Your instructions.
Every entry below should be transcribed exactly; pictures stay out of the copy.

Supplied material.
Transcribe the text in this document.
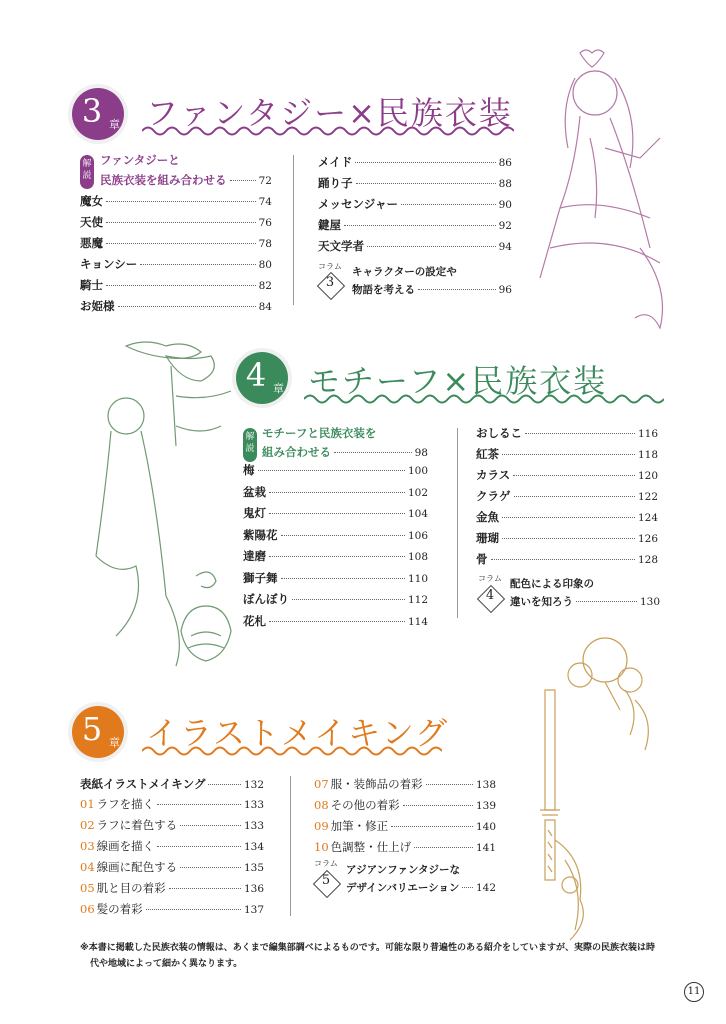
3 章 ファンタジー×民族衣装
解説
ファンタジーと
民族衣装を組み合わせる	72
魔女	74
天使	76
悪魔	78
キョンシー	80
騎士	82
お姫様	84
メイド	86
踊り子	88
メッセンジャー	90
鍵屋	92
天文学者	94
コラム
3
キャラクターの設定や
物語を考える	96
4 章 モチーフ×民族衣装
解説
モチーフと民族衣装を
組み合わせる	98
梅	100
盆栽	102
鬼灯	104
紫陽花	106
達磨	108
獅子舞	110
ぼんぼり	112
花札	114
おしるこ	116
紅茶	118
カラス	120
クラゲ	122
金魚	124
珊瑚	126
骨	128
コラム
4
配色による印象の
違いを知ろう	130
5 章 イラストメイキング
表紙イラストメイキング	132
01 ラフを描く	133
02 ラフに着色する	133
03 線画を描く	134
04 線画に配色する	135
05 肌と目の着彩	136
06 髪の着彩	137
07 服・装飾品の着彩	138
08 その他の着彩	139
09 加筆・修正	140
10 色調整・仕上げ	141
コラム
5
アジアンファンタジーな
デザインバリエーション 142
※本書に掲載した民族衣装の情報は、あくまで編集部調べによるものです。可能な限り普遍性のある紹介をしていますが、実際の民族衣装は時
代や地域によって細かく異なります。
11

Final answer.
Transcribe the text in this document.
3 章 ファンタジー×民族衣装
解説
ファンタジーと
民族衣装を組み合わせる	72
魔女	74
天使	76
悪魔	78
キョンシー	80
騎士	82
お姫様	84
メイド	86
踊り子	88
メッセンジャー	90
鍵屋	92
天文学者	94
コラム
3
キャラクターの設定や
物語を考える	96
4 章 モチーフ×民族衣装
解説
モチーフと民族衣装を
組み合わせる	98
梅	100
盆栽	102
鬼灯	104
紫陽花	106
達磨	108
獅子舞	110
ぼんぼり	112
花札	114
おしるこ	116
紅茶	118
カラス	120
クラゲ	122
金魚	124
珊瑚	126
骨	128
コラム
4
配色による印象の
違いを知ろう	130
5 章 イラストメイキング
表紙イラストメイキング	132
01 ラフを描く	133
02 ラフに着色する	133
03 線画を描く	134
04 線画に配色する	135
05 肌と目の着彩	136
06 髪の着彩	137
07 服・装飾品の着彩	138
08 その他の着彩	139
09 加筆・修正	140
10 色調整・仕上げ	141
コラム
5
アジアンファンタジーな
デザインバリエーション 142
※本書に掲載した民族衣装の情報は、あくまで編集部調べによるものです。可能な限り普遍性のある紹介をしていますが、実際の民族衣装は時
代や地域によって細かく異なります。
11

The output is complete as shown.